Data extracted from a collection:
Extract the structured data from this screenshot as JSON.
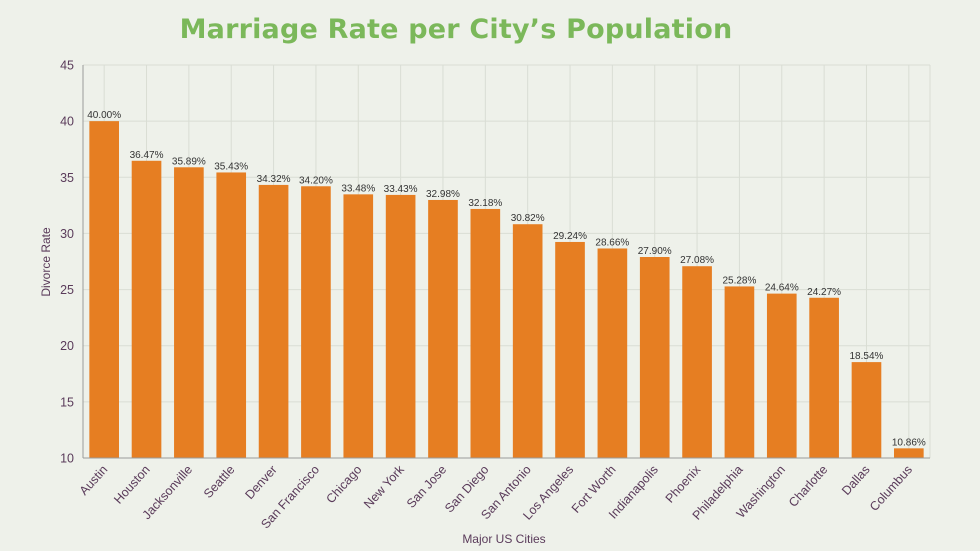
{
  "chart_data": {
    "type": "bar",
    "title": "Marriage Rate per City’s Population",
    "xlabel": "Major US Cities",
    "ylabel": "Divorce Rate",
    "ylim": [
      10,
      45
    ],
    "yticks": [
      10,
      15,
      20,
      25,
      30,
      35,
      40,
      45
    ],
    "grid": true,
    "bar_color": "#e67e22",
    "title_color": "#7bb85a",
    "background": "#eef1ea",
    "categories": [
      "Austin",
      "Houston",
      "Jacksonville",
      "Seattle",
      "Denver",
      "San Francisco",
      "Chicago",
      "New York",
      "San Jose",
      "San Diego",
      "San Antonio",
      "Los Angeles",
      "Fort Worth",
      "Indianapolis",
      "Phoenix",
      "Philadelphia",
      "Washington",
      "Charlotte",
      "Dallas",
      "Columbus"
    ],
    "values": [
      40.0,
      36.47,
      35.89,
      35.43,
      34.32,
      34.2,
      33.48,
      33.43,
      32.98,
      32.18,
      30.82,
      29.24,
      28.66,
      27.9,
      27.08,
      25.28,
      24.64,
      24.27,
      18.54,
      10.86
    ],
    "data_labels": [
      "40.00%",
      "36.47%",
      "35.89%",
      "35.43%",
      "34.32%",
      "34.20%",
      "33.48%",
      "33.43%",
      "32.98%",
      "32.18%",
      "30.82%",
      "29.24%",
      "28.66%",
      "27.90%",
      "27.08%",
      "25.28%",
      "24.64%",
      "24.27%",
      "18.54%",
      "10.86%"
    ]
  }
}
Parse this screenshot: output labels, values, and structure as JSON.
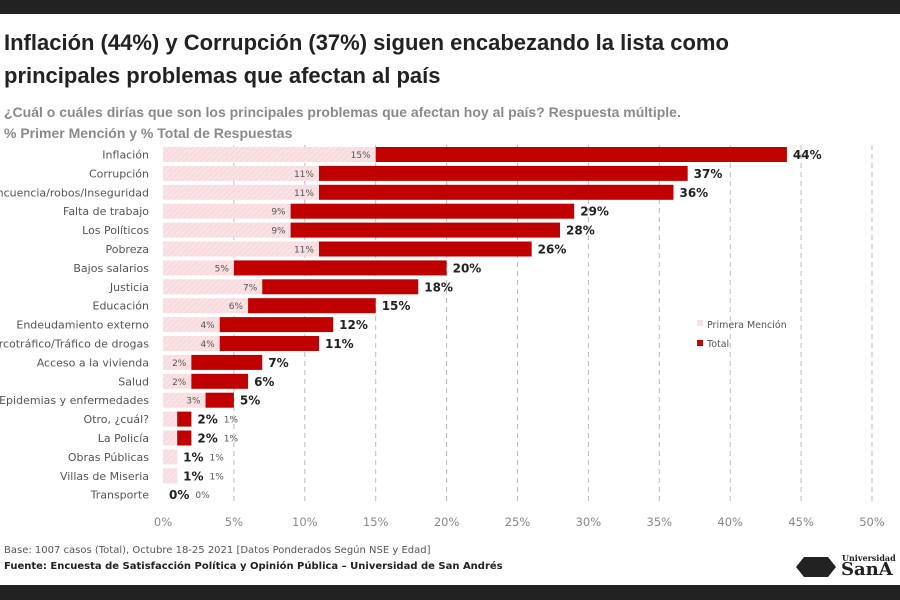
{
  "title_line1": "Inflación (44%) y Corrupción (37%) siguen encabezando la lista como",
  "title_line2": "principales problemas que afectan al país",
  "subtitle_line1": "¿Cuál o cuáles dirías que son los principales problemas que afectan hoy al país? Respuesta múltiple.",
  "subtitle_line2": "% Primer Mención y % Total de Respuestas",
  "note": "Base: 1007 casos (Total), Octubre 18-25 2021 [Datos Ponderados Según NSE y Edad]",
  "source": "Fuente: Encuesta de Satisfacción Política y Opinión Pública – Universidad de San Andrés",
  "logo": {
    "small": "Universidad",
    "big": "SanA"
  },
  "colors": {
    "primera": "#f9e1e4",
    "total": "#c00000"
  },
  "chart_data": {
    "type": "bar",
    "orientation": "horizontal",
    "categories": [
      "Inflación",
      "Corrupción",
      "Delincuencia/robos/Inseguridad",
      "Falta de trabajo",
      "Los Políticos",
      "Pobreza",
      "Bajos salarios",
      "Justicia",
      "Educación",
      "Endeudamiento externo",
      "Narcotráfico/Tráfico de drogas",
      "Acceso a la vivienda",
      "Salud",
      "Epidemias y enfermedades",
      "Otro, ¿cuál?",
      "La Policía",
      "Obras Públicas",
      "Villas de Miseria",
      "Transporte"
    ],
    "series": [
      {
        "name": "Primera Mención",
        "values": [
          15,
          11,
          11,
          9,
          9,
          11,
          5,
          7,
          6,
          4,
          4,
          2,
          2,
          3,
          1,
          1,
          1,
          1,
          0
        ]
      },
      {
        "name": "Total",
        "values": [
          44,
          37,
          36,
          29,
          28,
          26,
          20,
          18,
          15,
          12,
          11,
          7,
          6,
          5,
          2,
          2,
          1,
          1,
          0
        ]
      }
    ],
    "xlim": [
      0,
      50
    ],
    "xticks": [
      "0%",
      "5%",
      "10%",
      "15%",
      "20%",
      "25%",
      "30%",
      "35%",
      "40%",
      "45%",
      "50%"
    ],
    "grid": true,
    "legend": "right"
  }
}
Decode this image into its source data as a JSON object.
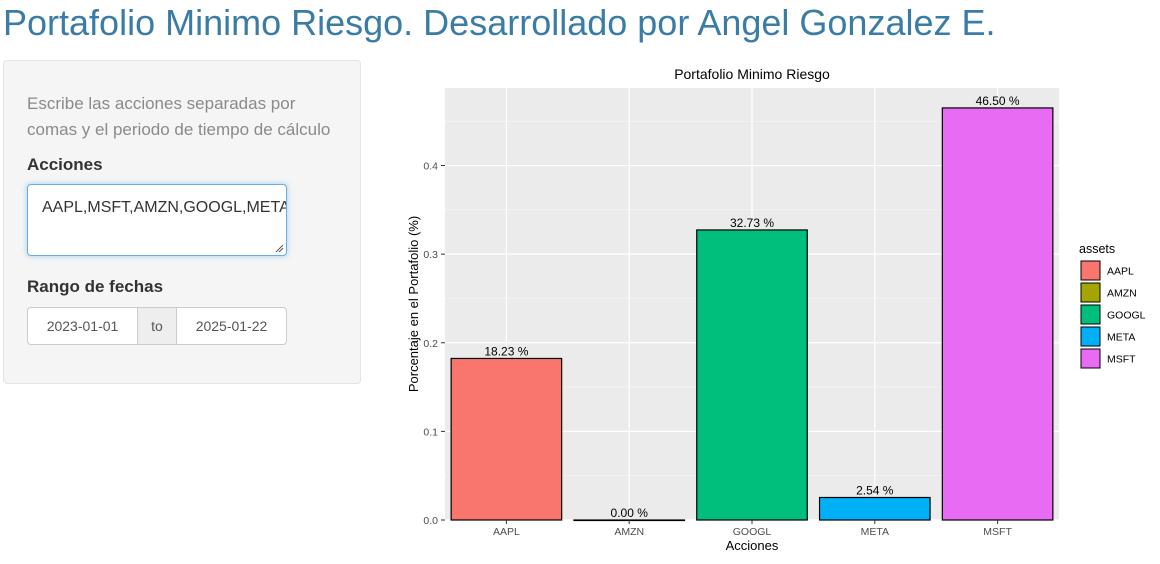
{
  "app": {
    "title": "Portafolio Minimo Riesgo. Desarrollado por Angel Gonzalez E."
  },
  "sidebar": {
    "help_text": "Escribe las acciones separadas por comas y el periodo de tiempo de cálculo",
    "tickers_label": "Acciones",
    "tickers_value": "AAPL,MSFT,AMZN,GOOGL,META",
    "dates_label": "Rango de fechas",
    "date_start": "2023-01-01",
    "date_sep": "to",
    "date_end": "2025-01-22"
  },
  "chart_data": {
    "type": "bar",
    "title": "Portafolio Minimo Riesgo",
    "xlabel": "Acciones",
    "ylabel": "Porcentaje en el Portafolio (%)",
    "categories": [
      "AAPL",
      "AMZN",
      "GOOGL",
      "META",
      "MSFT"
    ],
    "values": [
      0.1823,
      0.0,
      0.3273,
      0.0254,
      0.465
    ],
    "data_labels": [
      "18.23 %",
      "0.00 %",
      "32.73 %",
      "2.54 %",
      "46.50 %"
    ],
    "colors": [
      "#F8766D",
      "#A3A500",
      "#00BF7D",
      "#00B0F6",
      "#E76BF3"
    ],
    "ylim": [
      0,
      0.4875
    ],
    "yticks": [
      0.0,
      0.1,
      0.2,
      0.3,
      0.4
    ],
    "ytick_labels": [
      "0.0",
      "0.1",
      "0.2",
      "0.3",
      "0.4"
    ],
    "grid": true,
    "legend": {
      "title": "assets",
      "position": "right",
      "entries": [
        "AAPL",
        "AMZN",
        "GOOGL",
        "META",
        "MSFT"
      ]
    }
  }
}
==
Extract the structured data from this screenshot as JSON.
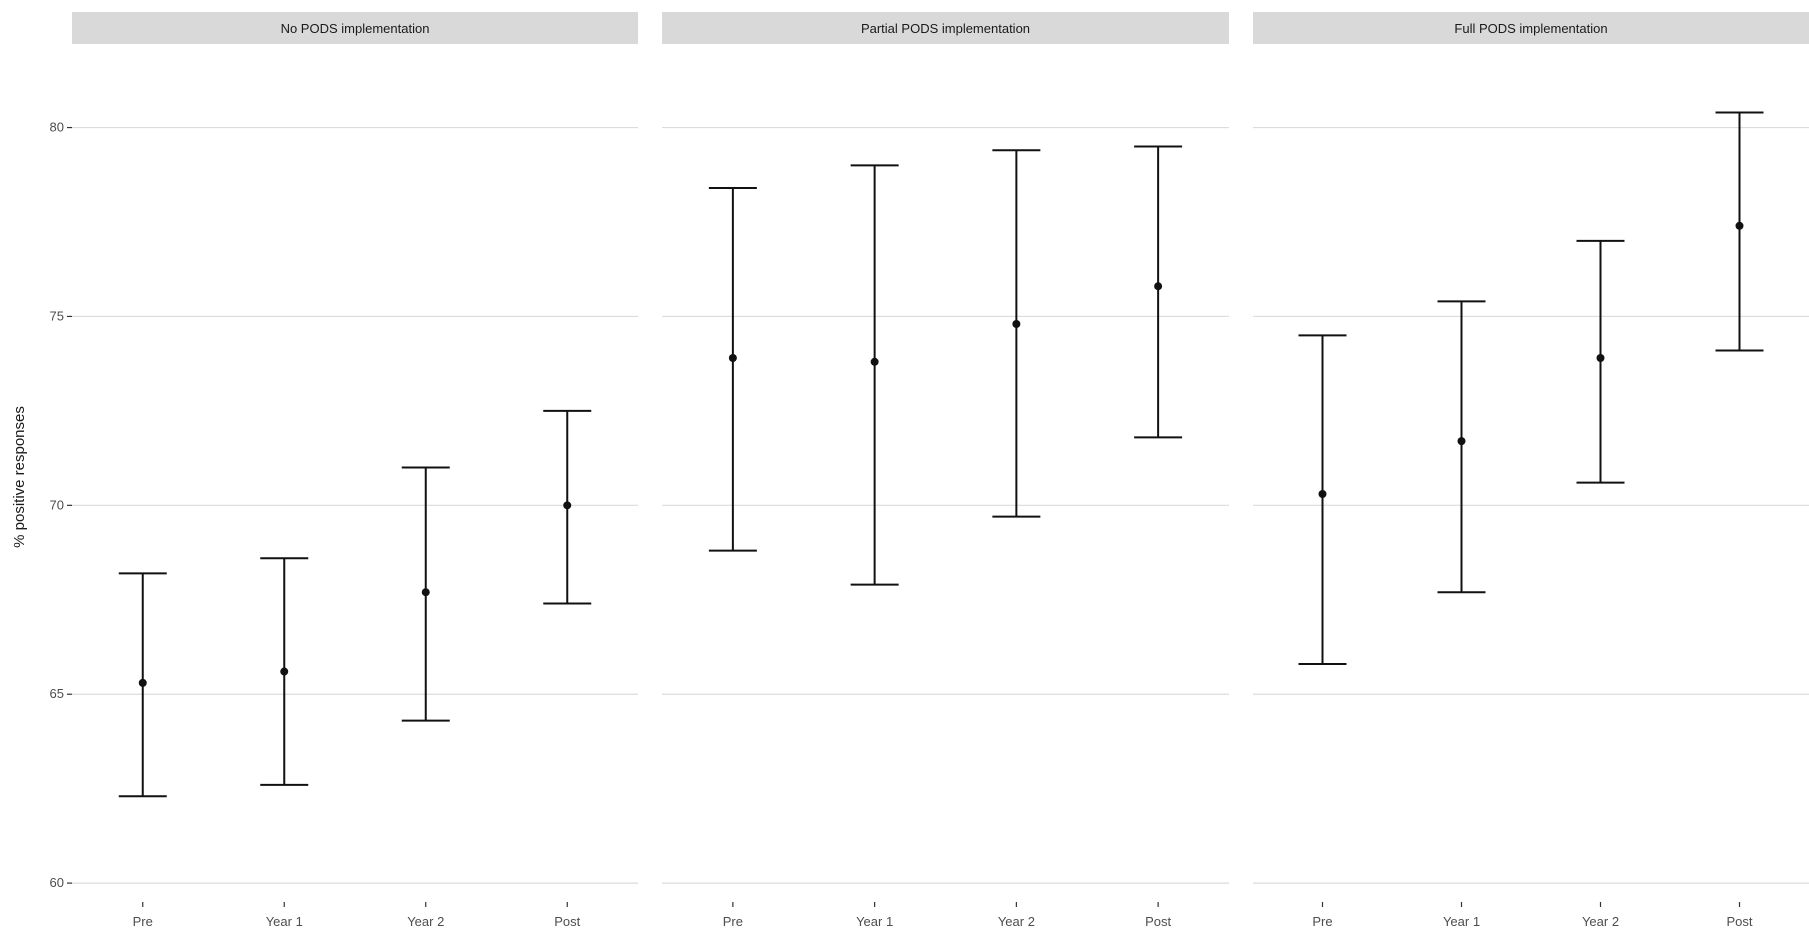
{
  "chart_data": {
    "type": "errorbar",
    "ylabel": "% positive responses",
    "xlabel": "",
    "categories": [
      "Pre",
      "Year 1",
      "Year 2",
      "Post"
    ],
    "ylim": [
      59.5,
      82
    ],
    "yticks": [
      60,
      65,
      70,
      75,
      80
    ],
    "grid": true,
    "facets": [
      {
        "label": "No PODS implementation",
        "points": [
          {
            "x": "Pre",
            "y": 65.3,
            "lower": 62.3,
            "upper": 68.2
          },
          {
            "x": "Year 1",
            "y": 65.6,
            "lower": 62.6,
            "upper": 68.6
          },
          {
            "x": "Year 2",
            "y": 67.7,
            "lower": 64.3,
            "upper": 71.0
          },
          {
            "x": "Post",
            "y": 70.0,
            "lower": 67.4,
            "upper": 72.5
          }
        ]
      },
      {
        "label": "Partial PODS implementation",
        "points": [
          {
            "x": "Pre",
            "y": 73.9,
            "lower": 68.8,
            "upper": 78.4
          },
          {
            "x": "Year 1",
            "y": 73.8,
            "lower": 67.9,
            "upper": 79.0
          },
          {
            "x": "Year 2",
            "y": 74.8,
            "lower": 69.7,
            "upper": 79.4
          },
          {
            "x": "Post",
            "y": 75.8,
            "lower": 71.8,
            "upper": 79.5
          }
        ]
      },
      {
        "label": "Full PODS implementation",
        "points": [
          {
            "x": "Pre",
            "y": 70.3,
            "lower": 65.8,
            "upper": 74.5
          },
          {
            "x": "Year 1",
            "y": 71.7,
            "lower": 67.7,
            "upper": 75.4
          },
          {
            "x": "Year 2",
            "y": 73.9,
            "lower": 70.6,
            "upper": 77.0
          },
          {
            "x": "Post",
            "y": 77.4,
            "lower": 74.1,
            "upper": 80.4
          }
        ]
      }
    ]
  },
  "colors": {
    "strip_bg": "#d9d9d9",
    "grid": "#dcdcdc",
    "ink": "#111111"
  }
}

- Objective
Give the number of lines in the entries that hold the word "Rate", and nothing else.

- Solution
2